Reproduce every line in the listing that contains the word "responsibility".
## begin SOURCE RECORDS
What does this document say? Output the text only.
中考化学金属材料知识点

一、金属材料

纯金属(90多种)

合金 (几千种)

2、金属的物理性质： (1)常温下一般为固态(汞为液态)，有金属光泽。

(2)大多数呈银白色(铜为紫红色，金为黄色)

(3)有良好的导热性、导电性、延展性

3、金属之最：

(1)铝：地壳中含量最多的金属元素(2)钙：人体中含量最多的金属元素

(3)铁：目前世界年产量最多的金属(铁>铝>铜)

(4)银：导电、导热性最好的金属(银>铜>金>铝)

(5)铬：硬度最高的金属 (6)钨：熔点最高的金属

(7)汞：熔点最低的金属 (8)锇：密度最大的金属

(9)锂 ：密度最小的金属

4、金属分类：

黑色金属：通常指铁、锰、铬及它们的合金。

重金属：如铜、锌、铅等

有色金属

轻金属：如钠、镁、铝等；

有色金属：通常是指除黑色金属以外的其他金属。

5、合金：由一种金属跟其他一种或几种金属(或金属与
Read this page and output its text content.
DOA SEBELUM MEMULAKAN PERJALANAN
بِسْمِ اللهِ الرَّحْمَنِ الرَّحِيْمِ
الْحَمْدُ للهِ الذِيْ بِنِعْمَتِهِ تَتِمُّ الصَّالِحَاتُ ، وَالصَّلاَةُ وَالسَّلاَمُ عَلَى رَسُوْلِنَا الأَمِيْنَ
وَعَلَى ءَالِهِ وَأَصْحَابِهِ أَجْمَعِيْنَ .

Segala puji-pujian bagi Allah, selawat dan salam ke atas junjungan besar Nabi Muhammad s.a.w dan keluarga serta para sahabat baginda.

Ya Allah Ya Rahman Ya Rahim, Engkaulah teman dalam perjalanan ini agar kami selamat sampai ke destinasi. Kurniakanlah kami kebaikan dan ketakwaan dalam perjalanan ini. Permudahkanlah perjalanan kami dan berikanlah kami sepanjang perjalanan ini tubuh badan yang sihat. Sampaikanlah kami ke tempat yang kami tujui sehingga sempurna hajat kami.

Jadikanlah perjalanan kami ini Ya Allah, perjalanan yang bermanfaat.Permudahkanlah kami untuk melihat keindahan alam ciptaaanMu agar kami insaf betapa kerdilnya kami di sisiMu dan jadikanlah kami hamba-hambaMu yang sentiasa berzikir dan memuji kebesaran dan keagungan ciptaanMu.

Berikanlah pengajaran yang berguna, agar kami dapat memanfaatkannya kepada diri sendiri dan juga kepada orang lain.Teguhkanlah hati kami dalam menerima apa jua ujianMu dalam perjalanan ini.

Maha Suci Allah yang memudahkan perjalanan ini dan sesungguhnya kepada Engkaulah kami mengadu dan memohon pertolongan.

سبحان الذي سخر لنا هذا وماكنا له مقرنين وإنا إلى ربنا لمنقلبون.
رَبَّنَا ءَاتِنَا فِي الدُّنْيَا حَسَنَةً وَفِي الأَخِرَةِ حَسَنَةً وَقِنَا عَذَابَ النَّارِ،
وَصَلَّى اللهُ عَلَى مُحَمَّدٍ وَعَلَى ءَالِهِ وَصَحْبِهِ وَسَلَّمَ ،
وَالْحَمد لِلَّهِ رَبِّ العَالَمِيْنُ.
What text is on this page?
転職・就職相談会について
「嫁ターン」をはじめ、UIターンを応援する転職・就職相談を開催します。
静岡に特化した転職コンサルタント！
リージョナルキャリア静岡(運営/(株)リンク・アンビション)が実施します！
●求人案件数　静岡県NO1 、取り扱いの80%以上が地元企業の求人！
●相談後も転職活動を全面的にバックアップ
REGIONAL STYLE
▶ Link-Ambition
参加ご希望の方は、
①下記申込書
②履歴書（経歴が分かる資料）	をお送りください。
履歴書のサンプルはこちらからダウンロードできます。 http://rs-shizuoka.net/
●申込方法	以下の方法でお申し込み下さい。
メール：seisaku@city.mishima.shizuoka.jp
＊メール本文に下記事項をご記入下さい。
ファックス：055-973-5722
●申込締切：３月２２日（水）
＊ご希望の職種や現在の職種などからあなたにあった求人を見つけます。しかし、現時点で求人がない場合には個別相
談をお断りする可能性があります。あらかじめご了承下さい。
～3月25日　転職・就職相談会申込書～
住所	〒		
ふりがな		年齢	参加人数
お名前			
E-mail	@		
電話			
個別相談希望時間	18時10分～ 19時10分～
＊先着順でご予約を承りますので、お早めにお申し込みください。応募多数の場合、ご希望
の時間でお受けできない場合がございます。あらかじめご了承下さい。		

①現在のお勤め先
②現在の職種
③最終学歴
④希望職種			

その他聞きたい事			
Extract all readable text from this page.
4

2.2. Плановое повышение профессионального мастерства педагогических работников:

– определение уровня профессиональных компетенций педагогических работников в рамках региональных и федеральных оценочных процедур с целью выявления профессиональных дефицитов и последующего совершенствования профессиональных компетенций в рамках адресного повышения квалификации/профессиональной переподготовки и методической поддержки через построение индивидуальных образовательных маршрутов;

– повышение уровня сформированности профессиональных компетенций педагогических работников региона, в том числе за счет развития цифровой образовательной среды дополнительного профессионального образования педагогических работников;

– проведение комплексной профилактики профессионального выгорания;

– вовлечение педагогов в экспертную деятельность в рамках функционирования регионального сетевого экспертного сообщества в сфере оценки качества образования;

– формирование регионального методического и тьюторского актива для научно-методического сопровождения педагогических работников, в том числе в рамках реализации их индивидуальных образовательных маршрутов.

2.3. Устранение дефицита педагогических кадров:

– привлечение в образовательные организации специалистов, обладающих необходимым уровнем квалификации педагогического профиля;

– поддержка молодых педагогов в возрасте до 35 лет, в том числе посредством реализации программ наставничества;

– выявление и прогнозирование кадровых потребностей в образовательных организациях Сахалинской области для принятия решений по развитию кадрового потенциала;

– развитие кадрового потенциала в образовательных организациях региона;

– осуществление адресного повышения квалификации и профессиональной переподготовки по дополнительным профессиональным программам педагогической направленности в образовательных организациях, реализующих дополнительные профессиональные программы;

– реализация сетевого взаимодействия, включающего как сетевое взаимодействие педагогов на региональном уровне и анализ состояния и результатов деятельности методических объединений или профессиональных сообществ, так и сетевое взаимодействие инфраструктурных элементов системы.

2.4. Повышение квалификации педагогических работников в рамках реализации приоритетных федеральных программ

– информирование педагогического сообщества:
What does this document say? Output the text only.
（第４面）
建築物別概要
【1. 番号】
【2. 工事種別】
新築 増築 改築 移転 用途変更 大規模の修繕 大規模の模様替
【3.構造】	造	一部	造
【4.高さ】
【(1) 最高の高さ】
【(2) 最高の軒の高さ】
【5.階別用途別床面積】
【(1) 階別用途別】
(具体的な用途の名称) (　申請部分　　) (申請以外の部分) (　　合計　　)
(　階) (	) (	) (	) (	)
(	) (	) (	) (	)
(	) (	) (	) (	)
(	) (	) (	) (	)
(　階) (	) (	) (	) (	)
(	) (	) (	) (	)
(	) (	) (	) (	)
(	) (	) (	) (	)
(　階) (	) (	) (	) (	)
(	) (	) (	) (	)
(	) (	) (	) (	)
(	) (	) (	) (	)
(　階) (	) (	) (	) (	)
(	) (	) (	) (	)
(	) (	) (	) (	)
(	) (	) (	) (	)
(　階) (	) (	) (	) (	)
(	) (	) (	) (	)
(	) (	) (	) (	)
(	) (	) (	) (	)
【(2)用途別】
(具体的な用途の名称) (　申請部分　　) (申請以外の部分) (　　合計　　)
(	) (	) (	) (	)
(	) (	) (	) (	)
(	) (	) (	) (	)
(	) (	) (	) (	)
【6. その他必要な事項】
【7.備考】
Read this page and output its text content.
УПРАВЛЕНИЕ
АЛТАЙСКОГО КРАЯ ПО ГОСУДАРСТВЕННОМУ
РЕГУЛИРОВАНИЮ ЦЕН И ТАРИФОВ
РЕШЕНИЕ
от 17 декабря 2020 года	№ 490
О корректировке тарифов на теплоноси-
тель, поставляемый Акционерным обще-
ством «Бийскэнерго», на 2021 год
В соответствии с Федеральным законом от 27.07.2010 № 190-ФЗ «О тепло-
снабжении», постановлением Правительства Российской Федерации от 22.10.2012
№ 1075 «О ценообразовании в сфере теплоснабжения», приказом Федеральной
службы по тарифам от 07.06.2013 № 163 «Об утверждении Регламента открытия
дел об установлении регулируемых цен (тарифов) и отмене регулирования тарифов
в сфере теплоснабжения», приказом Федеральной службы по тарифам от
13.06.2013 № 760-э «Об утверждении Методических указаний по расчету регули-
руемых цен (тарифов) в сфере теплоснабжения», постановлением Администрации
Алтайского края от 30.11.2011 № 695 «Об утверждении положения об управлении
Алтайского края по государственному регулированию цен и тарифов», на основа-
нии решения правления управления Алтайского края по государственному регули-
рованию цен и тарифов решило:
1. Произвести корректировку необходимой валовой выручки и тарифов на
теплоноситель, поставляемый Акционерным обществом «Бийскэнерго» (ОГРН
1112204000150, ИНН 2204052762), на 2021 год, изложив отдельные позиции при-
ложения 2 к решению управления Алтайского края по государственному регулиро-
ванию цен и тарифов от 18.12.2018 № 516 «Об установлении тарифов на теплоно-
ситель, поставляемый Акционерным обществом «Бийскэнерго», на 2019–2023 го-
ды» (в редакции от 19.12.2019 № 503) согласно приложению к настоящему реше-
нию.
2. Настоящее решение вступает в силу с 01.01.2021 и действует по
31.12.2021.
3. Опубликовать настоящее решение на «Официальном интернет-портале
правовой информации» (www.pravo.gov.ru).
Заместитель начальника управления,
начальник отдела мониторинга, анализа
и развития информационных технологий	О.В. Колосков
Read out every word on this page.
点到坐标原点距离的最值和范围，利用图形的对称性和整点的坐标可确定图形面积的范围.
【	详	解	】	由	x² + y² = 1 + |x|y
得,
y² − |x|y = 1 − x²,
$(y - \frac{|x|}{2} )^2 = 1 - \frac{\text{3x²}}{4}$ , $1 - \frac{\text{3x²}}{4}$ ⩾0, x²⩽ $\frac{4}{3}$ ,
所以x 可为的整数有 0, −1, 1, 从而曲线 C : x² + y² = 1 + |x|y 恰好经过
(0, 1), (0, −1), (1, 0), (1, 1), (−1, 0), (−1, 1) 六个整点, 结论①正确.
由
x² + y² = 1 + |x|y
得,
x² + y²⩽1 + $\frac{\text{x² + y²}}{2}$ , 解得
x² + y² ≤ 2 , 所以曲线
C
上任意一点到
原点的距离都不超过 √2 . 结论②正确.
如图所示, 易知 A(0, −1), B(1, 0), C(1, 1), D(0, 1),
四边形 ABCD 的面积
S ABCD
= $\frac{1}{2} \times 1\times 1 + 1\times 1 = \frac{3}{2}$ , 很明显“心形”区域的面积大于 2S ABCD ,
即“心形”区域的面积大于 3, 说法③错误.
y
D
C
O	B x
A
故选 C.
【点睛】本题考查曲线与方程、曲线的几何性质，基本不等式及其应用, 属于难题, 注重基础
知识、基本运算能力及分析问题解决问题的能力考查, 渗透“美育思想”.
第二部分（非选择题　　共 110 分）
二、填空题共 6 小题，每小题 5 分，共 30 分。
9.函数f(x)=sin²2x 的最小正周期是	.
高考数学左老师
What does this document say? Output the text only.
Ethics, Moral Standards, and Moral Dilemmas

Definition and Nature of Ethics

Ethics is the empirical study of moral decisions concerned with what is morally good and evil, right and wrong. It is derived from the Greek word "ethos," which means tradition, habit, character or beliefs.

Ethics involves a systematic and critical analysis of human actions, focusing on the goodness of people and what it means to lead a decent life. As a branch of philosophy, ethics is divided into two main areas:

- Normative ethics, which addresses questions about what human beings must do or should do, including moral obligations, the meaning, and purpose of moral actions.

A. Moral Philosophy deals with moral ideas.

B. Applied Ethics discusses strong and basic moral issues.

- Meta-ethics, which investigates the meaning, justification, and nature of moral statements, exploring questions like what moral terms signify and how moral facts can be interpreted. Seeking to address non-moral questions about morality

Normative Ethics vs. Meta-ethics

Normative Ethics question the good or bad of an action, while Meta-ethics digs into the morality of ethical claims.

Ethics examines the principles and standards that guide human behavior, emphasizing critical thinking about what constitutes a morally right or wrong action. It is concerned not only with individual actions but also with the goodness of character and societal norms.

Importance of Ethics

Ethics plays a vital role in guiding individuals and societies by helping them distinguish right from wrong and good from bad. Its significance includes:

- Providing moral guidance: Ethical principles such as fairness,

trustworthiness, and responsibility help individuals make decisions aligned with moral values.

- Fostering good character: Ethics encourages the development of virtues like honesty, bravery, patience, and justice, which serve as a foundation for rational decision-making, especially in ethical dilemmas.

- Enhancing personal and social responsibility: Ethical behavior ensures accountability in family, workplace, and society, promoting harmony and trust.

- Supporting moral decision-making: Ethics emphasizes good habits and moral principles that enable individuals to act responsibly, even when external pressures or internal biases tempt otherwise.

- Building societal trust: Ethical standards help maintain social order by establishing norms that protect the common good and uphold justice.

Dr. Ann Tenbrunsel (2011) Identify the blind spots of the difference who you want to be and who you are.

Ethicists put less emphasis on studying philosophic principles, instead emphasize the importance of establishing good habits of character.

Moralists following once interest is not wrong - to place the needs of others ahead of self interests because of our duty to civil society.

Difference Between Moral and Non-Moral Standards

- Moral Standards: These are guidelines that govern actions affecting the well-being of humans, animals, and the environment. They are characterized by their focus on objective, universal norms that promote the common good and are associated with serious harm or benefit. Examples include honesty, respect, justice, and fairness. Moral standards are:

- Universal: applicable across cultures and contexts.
## end SOURCE RECORDS
TASK RESULT
trustworthiness, and responsibility help individuals make decisions aligned with moral values.
- Enhancing personal and social responsibility: Ethical behavior ensures accountability in family, workplace, and society, promoting harmony and trust.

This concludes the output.